### SHORT PROBLEM
Report how many lines below contain the word "text". Give only the number.

### DATA SHOWN
════════════════════
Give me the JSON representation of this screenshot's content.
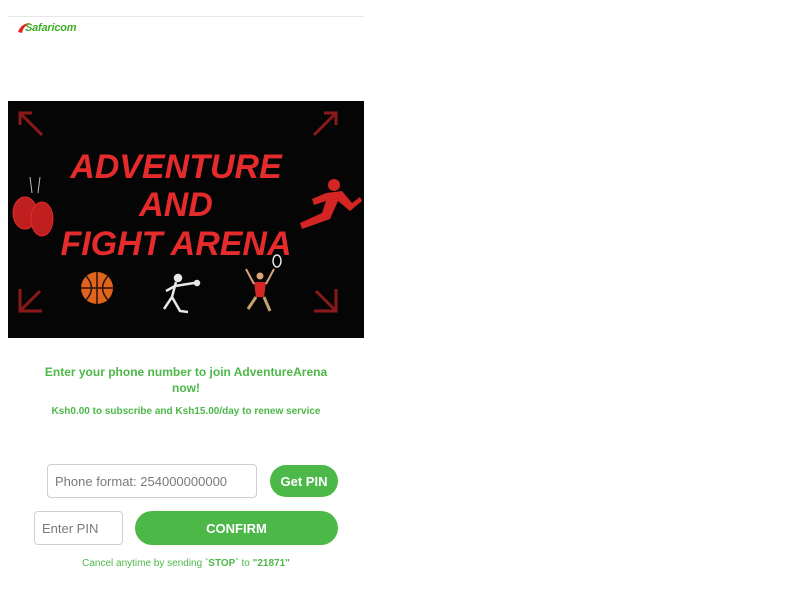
{
  "header": {
    "brand_name": "Safaricom",
    "brand_color": "#3fae29",
    "logo_accent_color": "#e1251b"
  },
  "banner": {
    "title_lines": [
      "ADVENTURE",
      "AND",
      "FIGHT ARENA"
    ],
    "title_color": "#e52b2b",
    "icons": [
      "boxing-gloves-icon",
      "runner-icon",
      "basketball-icon",
      "volleyball-player-icon",
      "badminton-player-icon",
      "corner-arrow-icon"
    ]
  },
  "main": {
    "headline": "Enter your phone number to join AdventureArena now!",
    "pricing": "Ksh0.00 to subscribe and Ksh15.00/day to renew service",
    "accent_color": "#4cb848"
  },
  "form": {
    "phone_placeholder": "Phone format: 254000000000",
    "get_pin_label": "Get PIN",
    "pin_placeholder": "Enter PIN",
    "confirm_label": "CONFIRM"
  },
  "footer": {
    "cancel_prefix": "Cancel anytime by sending ",
    "cancel_keyword": "`STOP`",
    "cancel_middle": " to ",
    "cancel_shortcode": "\"21871\""
  }
}
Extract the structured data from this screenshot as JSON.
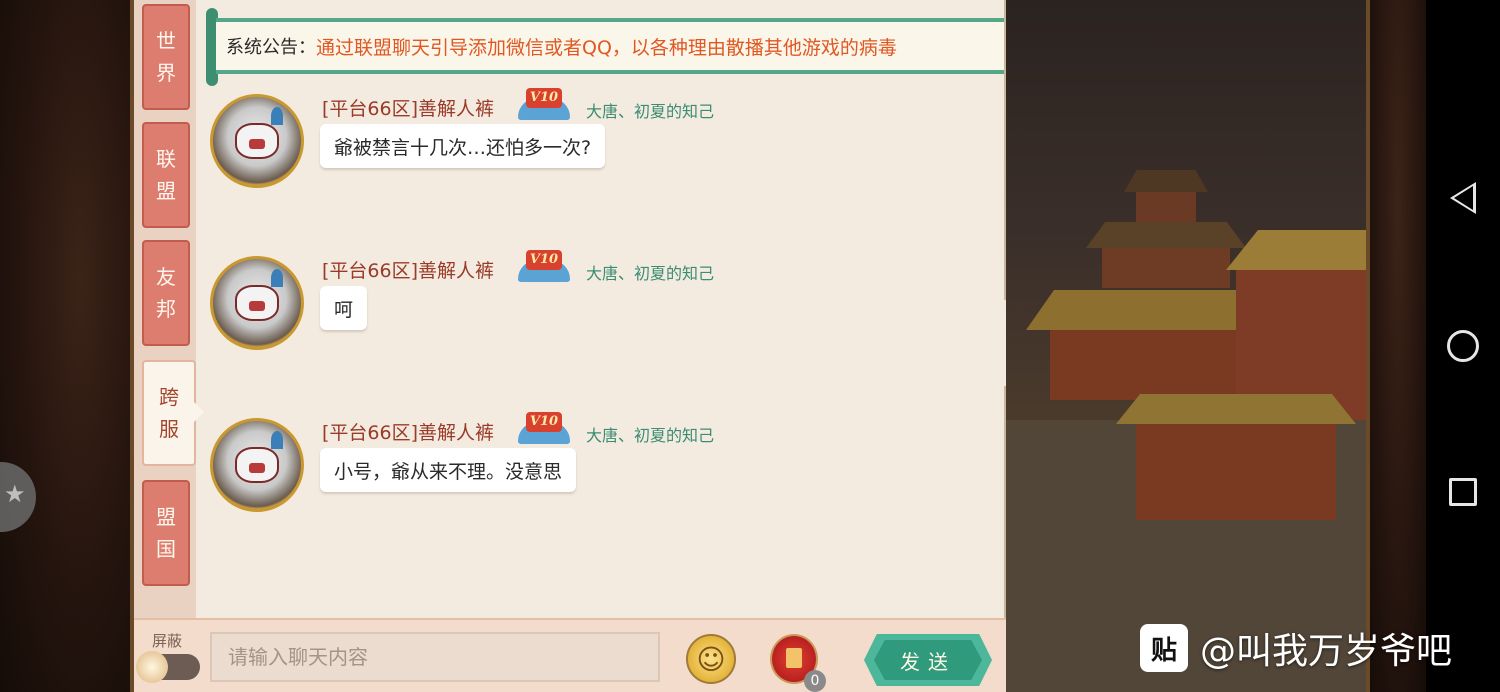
{
  "announcement": {
    "label": "系统公告：",
    "text": "通过联盟聊天引导添加微信或者QQ，以各种理由散播其他游戏的病毒"
  },
  "tabs": [
    {
      "line1": "世",
      "line2": "界",
      "active": false
    },
    {
      "line1": "联",
      "line2": "盟",
      "active": false
    },
    {
      "line1": "友",
      "line2": "邦",
      "active": false
    },
    {
      "line1": "跨",
      "line2": "服",
      "active": true
    },
    {
      "line1": "盟",
      "line2": "国",
      "active": false
    }
  ],
  "messages": [
    {
      "sender": "[平台66区]善解人裤",
      "vip": "V10",
      "faction": "大唐、初夏的知己",
      "text": "爺被禁言十几次…还怕多一次?"
    },
    {
      "sender": "[平台66区]善解人裤",
      "vip": "V10",
      "faction": "大唐、初夏的知己",
      "text": "呵"
    },
    {
      "sender": "[平台66区]善解人裤",
      "vip": "V10",
      "faction": "大唐、初夏的知己",
      "text": "小号，爺从来不理。没意思"
    }
  ],
  "input_bar": {
    "mute_label": "屏蔽",
    "placeholder": "请输入聊天内容",
    "emoji_icon": "smiley-icon",
    "red_packet_count": "0",
    "send_label": "发送"
  },
  "collapse_icon": "chevron-left-icon",
  "watermark": {
    "logo": "贴",
    "text": "@叫我万岁爷吧"
  },
  "colors": {
    "tab_red": "#dd7d6f",
    "sender_red": "#9a3a28",
    "faction_green": "#3a8c73",
    "announcement_orange": "#e05822",
    "send_green": "#2f9a7c"
  }
}
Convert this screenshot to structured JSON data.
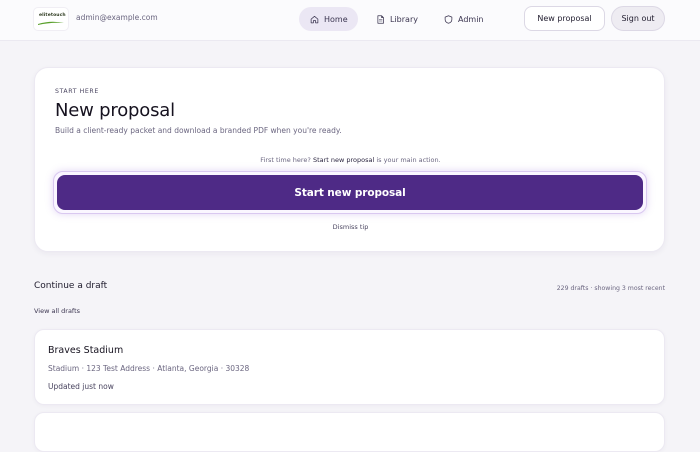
════════════════════
### REPLY
5